***** Exercise data *****

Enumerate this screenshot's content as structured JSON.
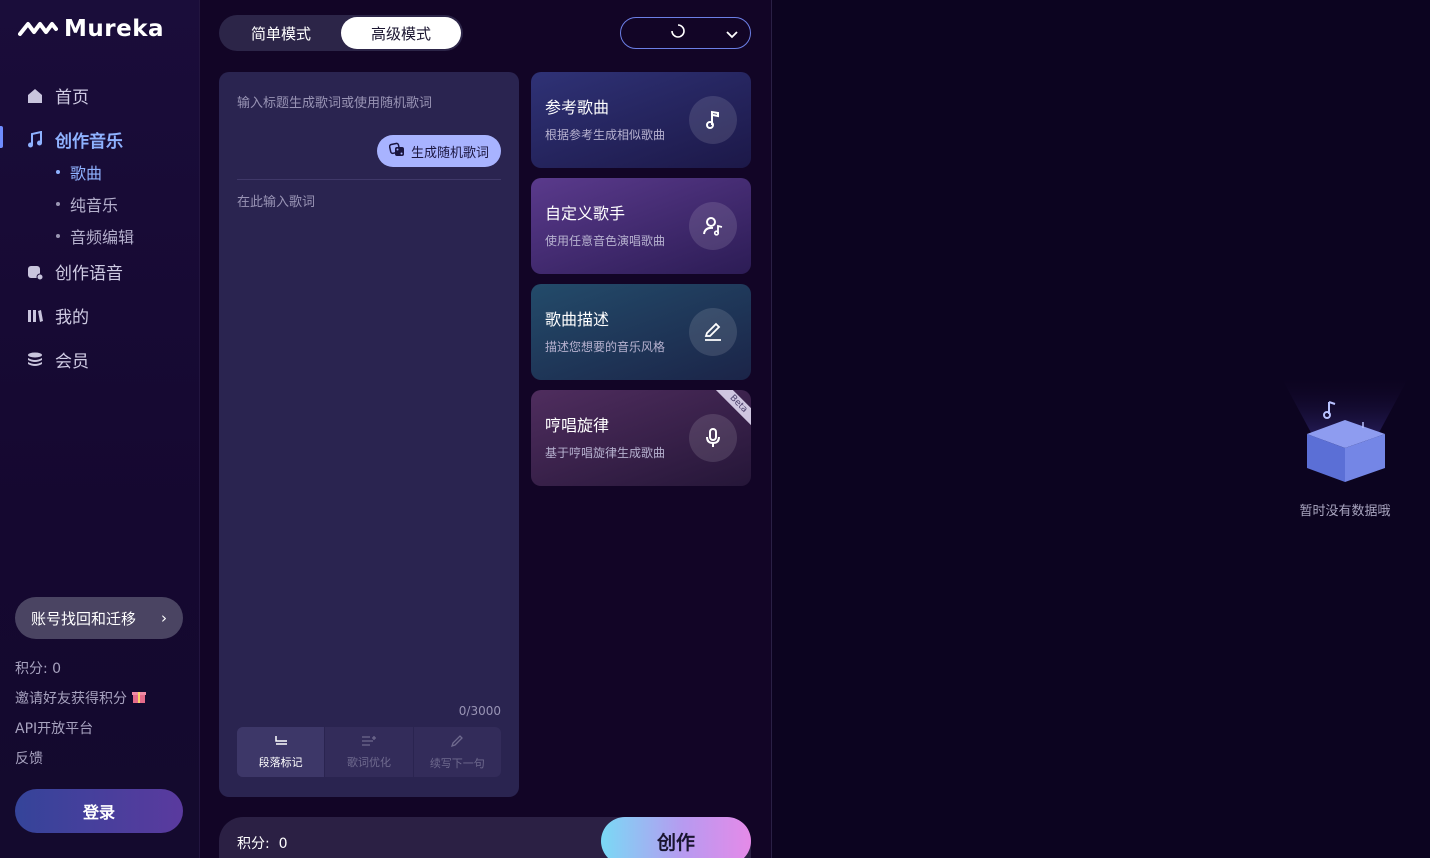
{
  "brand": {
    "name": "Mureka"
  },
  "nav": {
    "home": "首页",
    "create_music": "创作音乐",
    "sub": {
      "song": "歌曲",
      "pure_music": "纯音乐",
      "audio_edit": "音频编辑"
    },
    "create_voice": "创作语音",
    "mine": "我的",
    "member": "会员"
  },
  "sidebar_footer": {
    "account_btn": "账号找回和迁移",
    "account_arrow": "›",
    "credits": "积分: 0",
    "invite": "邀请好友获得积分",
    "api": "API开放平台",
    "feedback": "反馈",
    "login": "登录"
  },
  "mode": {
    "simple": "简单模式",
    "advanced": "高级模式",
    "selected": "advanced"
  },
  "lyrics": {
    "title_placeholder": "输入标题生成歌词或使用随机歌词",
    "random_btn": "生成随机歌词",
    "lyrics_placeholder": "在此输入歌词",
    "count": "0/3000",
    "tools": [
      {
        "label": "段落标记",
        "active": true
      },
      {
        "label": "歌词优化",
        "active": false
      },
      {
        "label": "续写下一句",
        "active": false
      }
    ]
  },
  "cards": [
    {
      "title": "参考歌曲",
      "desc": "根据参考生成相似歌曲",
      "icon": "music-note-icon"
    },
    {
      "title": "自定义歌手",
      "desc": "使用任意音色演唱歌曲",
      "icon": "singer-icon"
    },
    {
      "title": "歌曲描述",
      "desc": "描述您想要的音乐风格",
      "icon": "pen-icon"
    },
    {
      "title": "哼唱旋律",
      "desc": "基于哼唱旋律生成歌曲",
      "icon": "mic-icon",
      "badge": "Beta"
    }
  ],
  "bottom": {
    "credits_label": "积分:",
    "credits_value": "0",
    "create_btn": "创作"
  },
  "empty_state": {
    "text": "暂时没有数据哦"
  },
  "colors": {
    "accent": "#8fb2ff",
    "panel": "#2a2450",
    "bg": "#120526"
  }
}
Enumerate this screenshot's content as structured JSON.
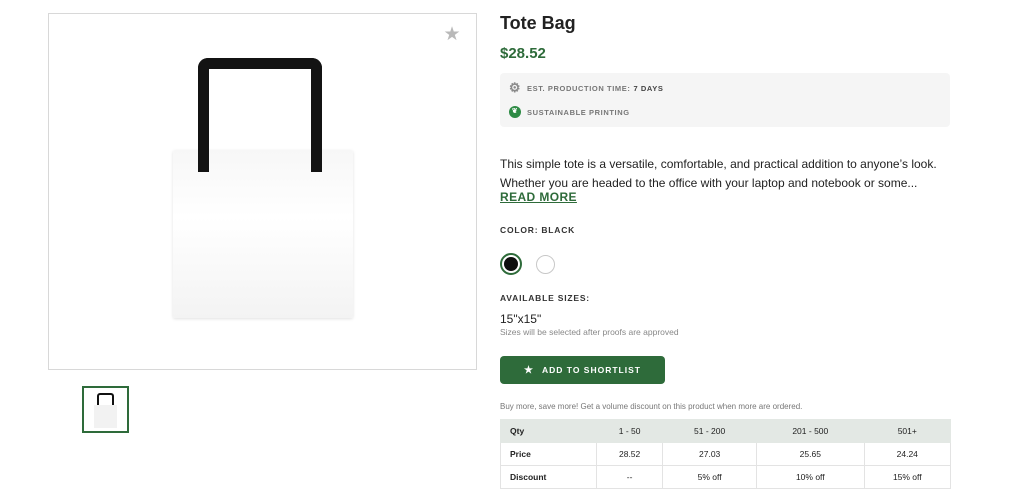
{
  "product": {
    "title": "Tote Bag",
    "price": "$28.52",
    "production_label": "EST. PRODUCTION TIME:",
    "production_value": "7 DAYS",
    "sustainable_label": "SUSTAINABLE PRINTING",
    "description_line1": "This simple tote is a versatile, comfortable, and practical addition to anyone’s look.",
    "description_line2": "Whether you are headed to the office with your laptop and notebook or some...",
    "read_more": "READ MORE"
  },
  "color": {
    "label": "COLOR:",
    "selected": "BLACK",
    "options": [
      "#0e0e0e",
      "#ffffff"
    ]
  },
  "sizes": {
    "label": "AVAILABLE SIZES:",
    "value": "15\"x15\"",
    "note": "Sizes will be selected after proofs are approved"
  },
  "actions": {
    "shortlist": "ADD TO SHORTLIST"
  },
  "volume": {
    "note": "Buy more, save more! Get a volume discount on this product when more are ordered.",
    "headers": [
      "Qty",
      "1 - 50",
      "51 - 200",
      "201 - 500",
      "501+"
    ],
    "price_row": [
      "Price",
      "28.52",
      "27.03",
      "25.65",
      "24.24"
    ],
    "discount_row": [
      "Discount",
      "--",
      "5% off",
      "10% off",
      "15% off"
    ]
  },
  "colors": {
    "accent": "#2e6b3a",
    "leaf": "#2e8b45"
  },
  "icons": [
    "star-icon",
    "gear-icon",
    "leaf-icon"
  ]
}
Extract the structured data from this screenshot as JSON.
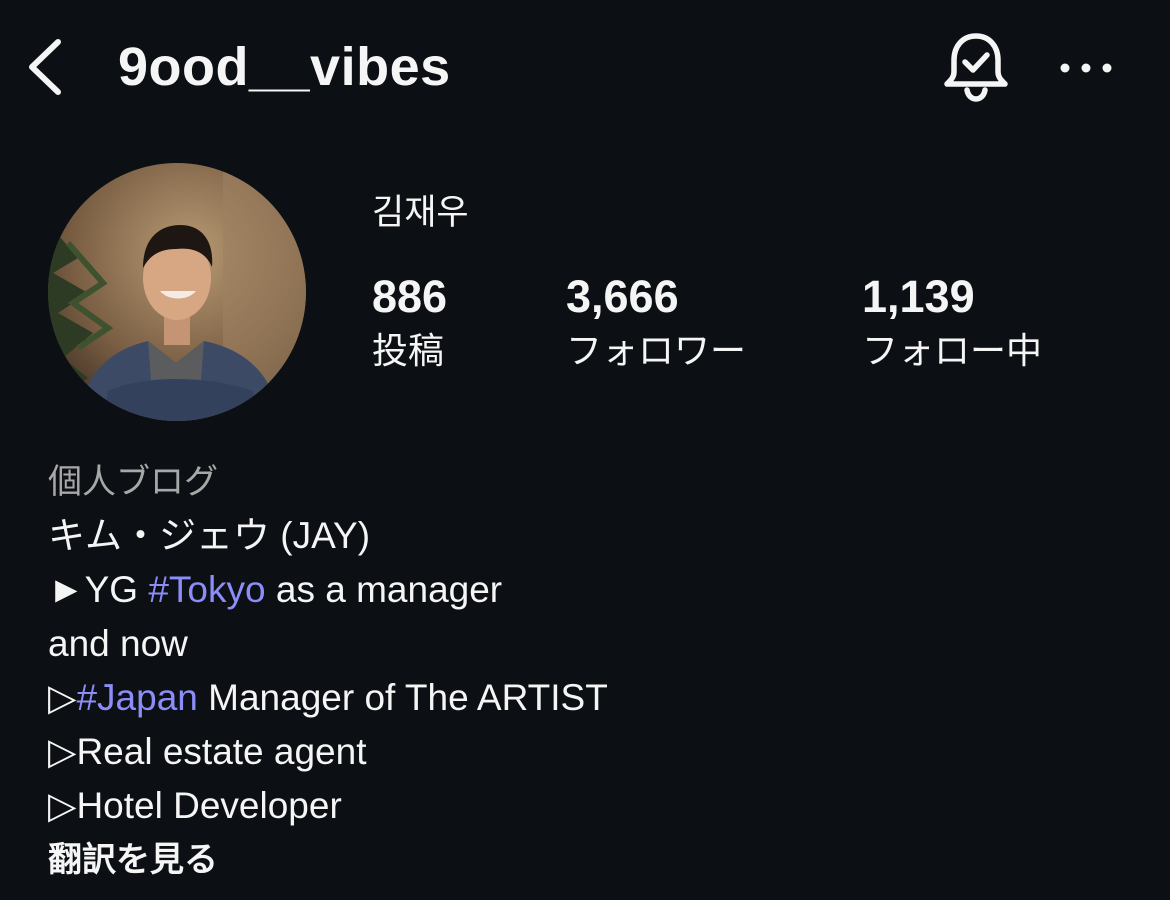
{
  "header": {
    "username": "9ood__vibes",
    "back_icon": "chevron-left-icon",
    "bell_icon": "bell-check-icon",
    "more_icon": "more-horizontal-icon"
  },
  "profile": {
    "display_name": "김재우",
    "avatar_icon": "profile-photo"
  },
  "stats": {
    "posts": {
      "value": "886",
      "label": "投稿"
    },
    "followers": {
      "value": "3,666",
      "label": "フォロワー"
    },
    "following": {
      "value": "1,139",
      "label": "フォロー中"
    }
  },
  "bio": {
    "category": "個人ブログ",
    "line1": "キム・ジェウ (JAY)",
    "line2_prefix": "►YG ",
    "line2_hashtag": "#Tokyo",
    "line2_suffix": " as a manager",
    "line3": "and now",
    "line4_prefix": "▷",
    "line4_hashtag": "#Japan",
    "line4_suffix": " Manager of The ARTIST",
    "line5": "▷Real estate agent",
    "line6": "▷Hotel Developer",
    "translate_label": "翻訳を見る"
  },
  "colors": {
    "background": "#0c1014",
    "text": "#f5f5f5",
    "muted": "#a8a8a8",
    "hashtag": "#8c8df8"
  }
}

*****

Would you return the data exactly as written, without the pictures?

* **Answer to the exercise**
Enumerate this screenshot's content as structured JSON.
{
  "brand": {
    "name": "Mureka"
  },
  "nav": {
    "home": "首页",
    "create_music": "创作音乐",
    "sub": {
      "song": "歌曲",
      "pure_music": "纯音乐",
      "audio_edit": "音频编辑"
    },
    "create_voice": "创作语音",
    "mine": "我的",
    "member": "会员"
  },
  "sidebar_footer": {
    "account_btn": "账号找回和迁移",
    "account_arrow": "›",
    "credits": "积分: 0",
    "invite": "邀请好友获得积分",
    "api": "API开放平台",
    "feedback": "反馈",
    "login": "登录"
  },
  "mode": {
    "simple": "简单模式",
    "advanced": "高级模式",
    "selected": "advanced"
  },
  "lyrics": {
    "title_placeholder": "输入标题生成歌词或使用随机歌词",
    "random_btn": "生成随机歌词",
    "lyrics_placeholder": "在此输入歌词",
    "count": "0/3000",
    "tools": [
      {
        "label": "段落标记",
        "active": true
      },
      {
        "label": "歌词优化",
        "active": false
      },
      {
        "label": "续写下一句",
        "active": false
      }
    ]
  },
  "cards": [
    {
      "title": "参考歌曲",
      "desc": "根据参考生成相似歌曲",
      "icon": "music-note-icon"
    },
    {
      "title": "自定义歌手",
      "desc": "使用任意音色演唱歌曲",
      "icon": "singer-icon"
    },
    {
      "title": "歌曲描述",
      "desc": "描述您想要的音乐风格",
      "icon": "pen-icon"
    },
    {
      "title": "哼唱旋律",
      "desc": "基于哼唱旋律生成歌曲",
      "icon": "mic-icon",
      "badge": "Beta"
    }
  ],
  "bottom": {
    "credits_label": "积分:",
    "credits_value": "0",
    "create_btn": "创作"
  },
  "empty_state": {
    "text": "暂时没有数据哦"
  },
  "colors": {
    "accent": "#8fb2ff",
    "panel": "#2a2450",
    "bg": "#120526"
  }
}
Enumerate this screenshot's content as structured JSON.
{
  "product": {
    "title": "Tote Bag",
    "price": "$28.52",
    "production_label": "EST. PRODUCTION TIME:",
    "production_value": "7 DAYS",
    "sustainable_label": "SUSTAINABLE PRINTING",
    "description_line1": "This simple tote is a versatile, comfortable, and practical addition to anyone’s look.",
    "description_line2": "Whether you are headed to the office with your laptop and notebook or some...",
    "read_more": "READ MORE"
  },
  "color": {
    "label": "COLOR:",
    "selected": "BLACK",
    "options": [
      "#0e0e0e",
      "#ffffff"
    ]
  },
  "sizes": {
    "label": "AVAILABLE SIZES:",
    "value": "15\"x15\"",
    "note": "Sizes will be selected after proofs are approved"
  },
  "actions": {
    "shortlist": "ADD TO SHORTLIST"
  },
  "volume": {
    "note": "Buy more, save more! Get a volume discount on this product when more are ordered.",
    "headers": [
      "Qty",
      "1 - 50",
      "51 - 200",
      "201 - 500",
      "501+"
    ],
    "price_row": [
      "Price",
      "28.52",
      "27.03",
      "25.65",
      "24.24"
    ],
    "discount_row": [
      "Discount",
      "--",
      "5% off",
      "10% off",
      "15% off"
    ]
  },
  "colors": {
    "accent": "#2e6b3a",
    "leaf": "#2e8b45"
  },
  "icons": [
    "star-icon",
    "gear-icon",
    "leaf-icon"
  ]
}
Extract the structured data from this screenshot as JSON.
{
  "header": {
    "username": "9ood__vibes",
    "back_icon": "chevron-left-icon",
    "bell_icon": "bell-check-icon",
    "more_icon": "more-horizontal-icon"
  },
  "profile": {
    "display_name": "김재우",
    "avatar_icon": "profile-photo"
  },
  "stats": {
    "posts": {
      "value": "886",
      "label": "投稿"
    },
    "followers": {
      "value": "3,666",
      "label": "フォロワー"
    },
    "following": {
      "value": "1,139",
      "label": "フォロー中"
    }
  },
  "bio": {
    "category": "個人ブログ",
    "line1": "キム・ジェウ (JAY)",
    "line2_prefix": "►YG ",
    "line2_hashtag": "#Tokyo",
    "line2_suffix": " as a manager",
    "line3": "and now",
    "line4_prefix": "▷",
    "line4_hashtag": "#Japan",
    "line4_suffix": " Manager of The ARTIST",
    "line5": "▷Real estate agent",
    "line6": "▷Hotel Developer",
    "translate_label": "翻訳を見る"
  },
  "colors": {
    "background": "#0c1014",
    "text": "#f5f5f5",
    "muted": "#a8a8a8",
    "hashtag": "#8c8df8"
  }
}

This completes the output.